>> begin Input for this task

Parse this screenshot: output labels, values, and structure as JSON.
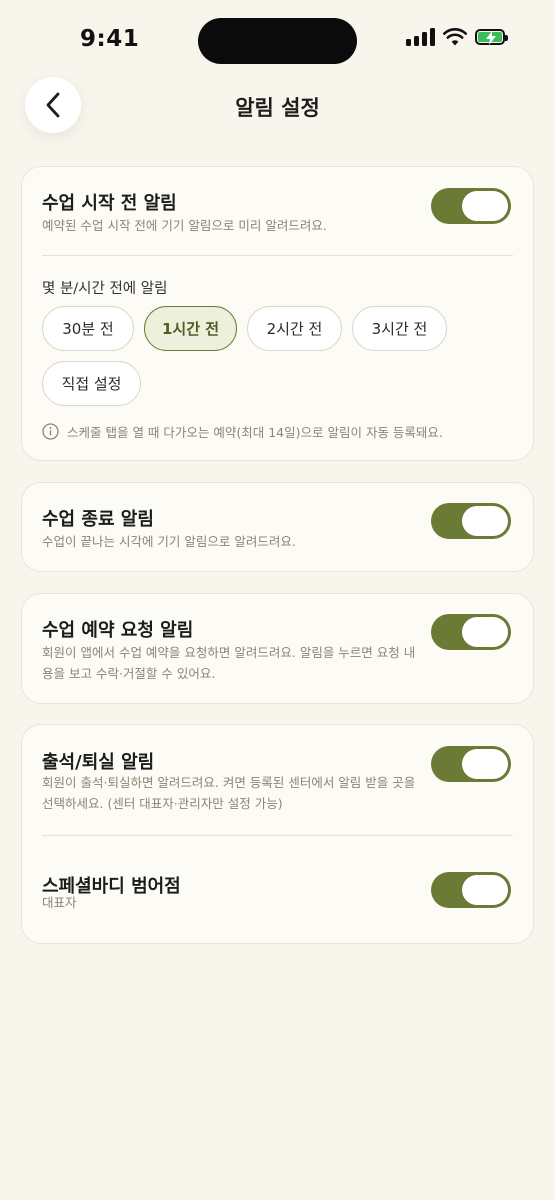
{
  "status_bar": {
    "time": "9:41"
  },
  "header": {
    "title": "알림 설정"
  },
  "class_start": {
    "title": "수업 시작 전 알림",
    "description": "예약된 수업 시작 전에 기기 알림으로 미리 알려드려요.",
    "enabled": true,
    "timing_label": "몇 분/시간 전에 알림",
    "options": [
      "30분 전",
      "1시간 전",
      "2시간 전",
      "3시간 전",
      "직접 설정"
    ],
    "selected_option": "1시간 전",
    "info": "스케줄 탭을 열 때 다가오는 예약(최대 14일)으로 알림이 자동 등록돼요."
  },
  "class_end": {
    "title": "수업 종료 알림",
    "description": "수업이 끝나는 시각에 기기 알림으로 알려드려요.",
    "enabled": true
  },
  "booking_request": {
    "title": "수업 예약 요청 알림",
    "description": "회원이 앱에서 수업 예약을 요청하면 알려드려요. 알림을 누르면 요청 내용을 보고 수락·거절할 수 있어요.",
    "enabled": true
  },
  "attendance": {
    "title": "출석/퇴실 알림",
    "description": "회원이 출석·퇴실하면 알려드려요. 켜면 등록된 센터에서 알림 받을 곳을 선택하세요. (센터 대표자·관리자만 설정 가능)",
    "enabled": true,
    "center": {
      "name": "스페셜바디 범어점",
      "role": "대표자",
      "enabled": true
    }
  },
  "colors": {
    "accent": "#6b7a35",
    "background": "#f8f5ec",
    "battery": "#3dbb5a"
  }
}
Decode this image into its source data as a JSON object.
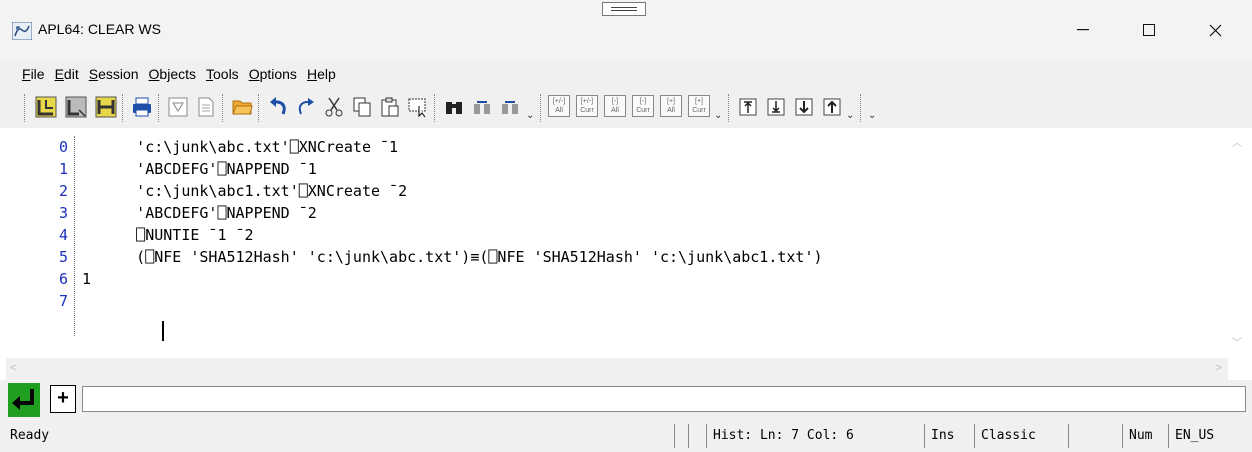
{
  "window": {
    "title": "APL64: CLEAR WS",
    "minimize_glyph": "—",
    "maximize_glyph": "☐",
    "close_glyph": "✕"
  },
  "menu": {
    "items": [
      {
        "label": "File"
      },
      {
        "label": "Edit"
      },
      {
        "label": "Session"
      },
      {
        "label": "Objects"
      },
      {
        "label": "Tools"
      },
      {
        "label": "Options"
      },
      {
        "label": "Help"
      }
    ]
  },
  "toolbar": {
    "icons": [
      "new-session-icon",
      "split-icon",
      "yellow-split-icon",
      "print-icon",
      "filter-icon",
      "document-icon",
      "open-folder-icon",
      "undo-icon",
      "redo-icon",
      "cut-icon",
      "copy-icon",
      "paste-icon",
      "select-icon",
      "find-icon",
      "find-next-icon",
      "find-prev-icon"
    ],
    "small_buttons": [
      {
        "top": "[+/-]",
        "bottom": "All"
      },
      {
        "top": "[+/-]",
        "bottom": "Curr"
      },
      {
        "top": "[-]",
        "bottom": "All"
      },
      {
        "top": "[-]",
        "bottom": "Curr"
      },
      {
        "top": "[+]",
        "bottom": "All"
      },
      {
        "top": "[+]",
        "bottom": "Curr"
      }
    ]
  },
  "session": {
    "line_numbers": [
      "0",
      "1",
      "2",
      "3",
      "4",
      "5",
      "6",
      "7"
    ],
    "lines": [
      "      'c:\\junk\\abc.txt'⎕XNCreate ¯1",
      "      'ABCDEFG'⎕NAPPEND ¯1",
      "      'c:\\junk\\abc1.txt'⎕XNCreate ¯2",
      "      'ABCDEFG'⎕NAPPEND ¯2",
      "      ⎕NUNTIE ¯1 ¯2",
      "      (⎕NFE 'SHA512Hash' 'c:\\junk\\abc.txt')≡(⎕NFE 'SHA512Hash' 'c:\\junk\\abc1.txt')",
      "1",
      "      "
    ]
  },
  "input": {
    "plus_label": "+",
    "value": ""
  },
  "status": {
    "ready": "Ready",
    "hist": "Hist: Ln: 7 Col: 6",
    "mode": "Ins",
    "style": "Classic",
    "num": "Num",
    "locale": "EN_US"
  },
  "colors": {
    "line_number": "#1a2fbf",
    "exec_button": "#1f9e1f"
  }
}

>> end Input for this task

Task instructions: Write the records out again in full, exactly, and skip every picture.

Complete output:
Parse this screenshot: output labels, values, and structure as JSON.
{
  "status_bar": {
    "time": "9:41"
  },
  "header": {
    "title": "알림 설정"
  },
  "class_start": {
    "title": "수업 시작 전 알림",
    "description": "예약된 수업 시작 전에 기기 알림으로 미리 알려드려요.",
    "enabled": true,
    "timing_label": "몇 분/시간 전에 알림",
    "options": [
      "30분 전",
      "1시간 전",
      "2시간 전",
      "3시간 전",
      "직접 설정"
    ],
    "selected_option": "1시간 전",
    "info": "스케줄 탭을 열 때 다가오는 예약(최대 14일)으로 알림이 자동 등록돼요."
  },
  "class_end": {
    "title": "수업 종료 알림",
    "description": "수업이 끝나는 시각에 기기 알림으로 알려드려요.",
    "enabled": true
  },
  "booking_request": {
    "title": "수업 예약 요청 알림",
    "description": "회원이 앱에서 수업 예약을 요청하면 알려드려요. 알림을 누르면 요청 내용을 보고 수락·거절할 수 있어요.",
    "enabled": true
  },
  "attendance": {
    "title": "출석/퇴실 알림",
    "description": "회원이 출석·퇴실하면 알려드려요. 켜면 등록된 센터에서 알림 받을 곳을 선택하세요. (센터 대표자·관리자만 설정 가능)",
    "enabled": true,
    "center": {
      "name": "스페셜바디 범어점",
      "role": "대표자",
      "enabled": true
    }
  },
  "colors": {
    "accent": "#6b7a35",
    "background": "#f8f5ec",
    "battery": "#3dbb5a"
  }
}
Decode this image into its source data as a JSON object.
{
  "window": {
    "title": "APL64: CLEAR WS",
    "minimize_glyph": "—",
    "maximize_glyph": "☐",
    "close_glyph": "✕"
  },
  "menu": {
    "items": [
      {
        "label": "File"
      },
      {
        "label": "Edit"
      },
      {
        "label": "Session"
      },
      {
        "label": "Objects"
      },
      {
        "label": "Tools"
      },
      {
        "label": "Options"
      },
      {
        "label": "Help"
      }
    ]
  },
  "toolbar": {
    "icons": [
      "new-session-icon",
      "split-icon",
      "yellow-split-icon",
      "print-icon",
      "filter-icon",
      "document-icon",
      "open-folder-icon",
      "undo-icon",
      "redo-icon",
      "cut-icon",
      "copy-icon",
      "paste-icon",
      "select-icon",
      "find-icon",
      "find-next-icon",
      "find-prev-icon"
    ],
    "small_buttons": [
      {
        "top": "[+/-]",
        "bottom": "All"
      },
      {
        "top": "[+/-]",
        "bottom": "Curr"
      },
      {
        "top": "[-]",
        "bottom": "All"
      },
      {
        "top": "[-]",
        "bottom": "Curr"
      },
      {
        "top": "[+]",
        "bottom": "All"
      },
      {
        "top": "[+]",
        "bottom": "Curr"
      }
    ]
  },
  "session": {
    "line_numbers": [
      "0",
      "1",
      "2",
      "3",
      "4",
      "5",
      "6",
      "7"
    ],
    "lines": [
      "      'c:\\junk\\abc.txt'⎕XNCreate ¯1",
      "      'ABCDEFG'⎕NAPPEND ¯1",
      "      'c:\\junk\\abc1.txt'⎕XNCreate ¯2",
      "      'ABCDEFG'⎕NAPPEND ¯2",
      "      ⎕NUNTIE ¯1 ¯2",
      "      (⎕NFE 'SHA512Hash' 'c:\\junk\\abc.txt')≡(⎕NFE 'SHA512Hash' 'c:\\junk\\abc1.txt')",
      "1",
      "      "
    ]
  },
  "input": {
    "plus_label": "+",
    "value": ""
  },
  "status": {
    "ready": "Ready",
    "hist": "Hist: Ln: 7 Col: 6",
    "mode": "Ins",
    "style": "Classic",
    "num": "Num",
    "locale": "EN_US"
  },
  "colors": {
    "line_number": "#1a2fbf",
    "exec_button": "#1f9e1f"
  }
}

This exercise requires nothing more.